Consigne de travail 1: Restituez à l'identique un passage du texte fourni : commencez aux mots « Rationalisation et simplification » et arrêtez-vous après « moderne est né. ».
Consigne de travail 2: D'après le texte fourni, quel graphiste a conçu l'affiche de l'antimite TRIX ?

Texte fourni:
----------------------------------------
Si on déplore un accrochage un peu sévère, de stricte obédience muséale ― en comparaison avec la scénographie d’ «Inspired by Nature» par exemple, joyeusement immersive ―, et s’il faut du temps aux non initiés pour passer la barrière psychologique des emballages et autres supports peu attractifs, le contenu de l’exposition est à la hauteur de son enjeu de départ. A savoir, prouver le rôle de Geigy dans l’émergence du graphisme contemporain.

Rationalisation et simplification du message

En tête de gondole, l’affiche pour l’antimite TRIX (1952), qui dénonce avec humour les dégâts des nuisibles, par l’intermédiaire d’un gant honteusement grignoté d’où s’échappe un index. Le message est simple. Le doigt conduit le regard vers le nom de la marque salvatrice. Les détails du lainage sont stylisés en de petites spirales. Les couleurs harmonieusement réparties sur un fond noir. Le graphiste Herbert Leupin, à travers sa touche personnelle, ludique et réaliste, s’inscrit dans un processus de rationalisation qui vise la lisibilité et l’efficacité. Sa créativité est au service de la communication, et des enjeux économiques qui la sous-tendent. Le graphiste moderne est né.
----------------------------------------
Jeu de données:
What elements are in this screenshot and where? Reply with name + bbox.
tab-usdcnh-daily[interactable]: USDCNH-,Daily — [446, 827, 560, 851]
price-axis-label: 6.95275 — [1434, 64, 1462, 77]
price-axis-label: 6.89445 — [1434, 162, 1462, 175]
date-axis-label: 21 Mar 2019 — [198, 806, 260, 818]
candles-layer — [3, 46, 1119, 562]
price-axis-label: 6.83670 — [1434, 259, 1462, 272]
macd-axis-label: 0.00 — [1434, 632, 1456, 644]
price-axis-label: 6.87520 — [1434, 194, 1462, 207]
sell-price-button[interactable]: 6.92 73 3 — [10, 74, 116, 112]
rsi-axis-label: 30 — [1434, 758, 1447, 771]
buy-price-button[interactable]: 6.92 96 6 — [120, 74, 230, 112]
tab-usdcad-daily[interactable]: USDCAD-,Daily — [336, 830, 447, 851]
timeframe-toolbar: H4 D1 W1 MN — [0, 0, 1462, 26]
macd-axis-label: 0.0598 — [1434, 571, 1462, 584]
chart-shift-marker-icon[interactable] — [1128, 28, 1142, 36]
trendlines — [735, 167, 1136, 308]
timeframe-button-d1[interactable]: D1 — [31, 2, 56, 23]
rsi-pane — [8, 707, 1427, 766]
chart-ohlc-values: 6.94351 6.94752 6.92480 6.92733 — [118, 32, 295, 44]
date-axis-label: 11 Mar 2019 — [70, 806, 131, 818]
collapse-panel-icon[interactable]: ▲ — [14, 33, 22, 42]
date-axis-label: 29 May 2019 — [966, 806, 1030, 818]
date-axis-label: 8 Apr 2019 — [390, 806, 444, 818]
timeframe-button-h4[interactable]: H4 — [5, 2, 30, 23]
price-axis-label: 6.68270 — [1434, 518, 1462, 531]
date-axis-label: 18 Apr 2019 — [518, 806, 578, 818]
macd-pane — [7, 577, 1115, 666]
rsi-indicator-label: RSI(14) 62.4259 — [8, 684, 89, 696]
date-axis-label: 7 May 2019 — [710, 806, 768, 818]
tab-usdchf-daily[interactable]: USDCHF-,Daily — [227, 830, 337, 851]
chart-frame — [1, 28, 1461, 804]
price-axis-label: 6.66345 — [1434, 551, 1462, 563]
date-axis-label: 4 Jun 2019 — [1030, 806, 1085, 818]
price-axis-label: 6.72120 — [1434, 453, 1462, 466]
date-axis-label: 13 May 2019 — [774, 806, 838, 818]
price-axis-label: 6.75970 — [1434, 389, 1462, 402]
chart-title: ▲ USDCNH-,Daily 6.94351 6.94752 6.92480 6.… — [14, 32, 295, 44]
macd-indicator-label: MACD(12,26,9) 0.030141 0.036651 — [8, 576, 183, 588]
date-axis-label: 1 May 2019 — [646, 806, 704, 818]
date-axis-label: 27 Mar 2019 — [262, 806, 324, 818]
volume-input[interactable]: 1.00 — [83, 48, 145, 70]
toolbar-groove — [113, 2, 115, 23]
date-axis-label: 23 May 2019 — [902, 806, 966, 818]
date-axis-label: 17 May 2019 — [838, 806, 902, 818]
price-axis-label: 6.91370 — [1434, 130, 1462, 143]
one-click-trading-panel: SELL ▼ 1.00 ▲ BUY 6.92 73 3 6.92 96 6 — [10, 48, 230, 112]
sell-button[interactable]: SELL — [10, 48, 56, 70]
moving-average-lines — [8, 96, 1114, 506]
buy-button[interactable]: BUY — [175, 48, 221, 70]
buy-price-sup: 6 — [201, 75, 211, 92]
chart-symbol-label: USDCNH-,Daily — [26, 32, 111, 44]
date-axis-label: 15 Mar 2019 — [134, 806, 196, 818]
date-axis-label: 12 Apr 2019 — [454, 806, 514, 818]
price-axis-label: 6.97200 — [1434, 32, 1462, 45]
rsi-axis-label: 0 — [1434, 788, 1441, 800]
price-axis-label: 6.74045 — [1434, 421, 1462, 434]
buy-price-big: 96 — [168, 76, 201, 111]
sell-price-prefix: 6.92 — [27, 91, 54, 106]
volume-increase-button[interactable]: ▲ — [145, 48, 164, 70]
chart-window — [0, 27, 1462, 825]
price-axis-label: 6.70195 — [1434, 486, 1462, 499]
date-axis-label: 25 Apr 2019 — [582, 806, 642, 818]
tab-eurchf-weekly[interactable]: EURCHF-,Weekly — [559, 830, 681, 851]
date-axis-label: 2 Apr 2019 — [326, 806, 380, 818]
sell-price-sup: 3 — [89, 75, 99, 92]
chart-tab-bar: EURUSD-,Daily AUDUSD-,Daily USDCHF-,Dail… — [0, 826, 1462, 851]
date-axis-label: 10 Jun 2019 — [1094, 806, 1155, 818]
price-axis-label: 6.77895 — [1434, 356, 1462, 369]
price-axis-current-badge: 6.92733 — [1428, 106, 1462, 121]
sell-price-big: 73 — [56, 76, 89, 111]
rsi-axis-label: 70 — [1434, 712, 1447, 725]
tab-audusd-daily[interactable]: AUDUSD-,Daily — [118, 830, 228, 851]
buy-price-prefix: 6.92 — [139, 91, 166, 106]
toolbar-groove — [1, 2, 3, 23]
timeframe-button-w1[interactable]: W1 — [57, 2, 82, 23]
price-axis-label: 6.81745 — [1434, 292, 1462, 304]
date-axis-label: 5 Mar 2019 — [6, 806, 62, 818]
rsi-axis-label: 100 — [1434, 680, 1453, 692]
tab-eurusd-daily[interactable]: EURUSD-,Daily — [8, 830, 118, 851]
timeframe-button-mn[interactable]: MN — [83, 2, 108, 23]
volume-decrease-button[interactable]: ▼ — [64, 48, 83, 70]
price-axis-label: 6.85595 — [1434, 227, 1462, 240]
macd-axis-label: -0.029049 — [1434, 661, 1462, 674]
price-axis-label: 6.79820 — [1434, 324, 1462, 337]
----------------------------------------
Réponse 1:
Rationalisation et simplification du message

En tête de gondole, l’affiche pour l’antimite TRIX (1952), qui dénonce avec humour les dégâts des nuisibles, par l’intermédiaire d’un gant honteusement grignoté d’où s’échappe un index. Le message est simple. Le doigt conduit le regard vers le nom de la marque salvatrice. Les détails du lainage sont stylisés en de petites spirales. Les couleurs harmonieusement réparties sur un fond noir. Le graphiste Herbert Leupin, à travers sa touche personnelle, ludique et réaliste, s’inscrit dans un processus de rationalisation qui vise la lisibilité et l’efficacité. Sa créativité est au service de la communication, et des enjeux économiques qui la sous-tendent. Le graphiste moderne est né.

Réponse 2: Herbert Leupin.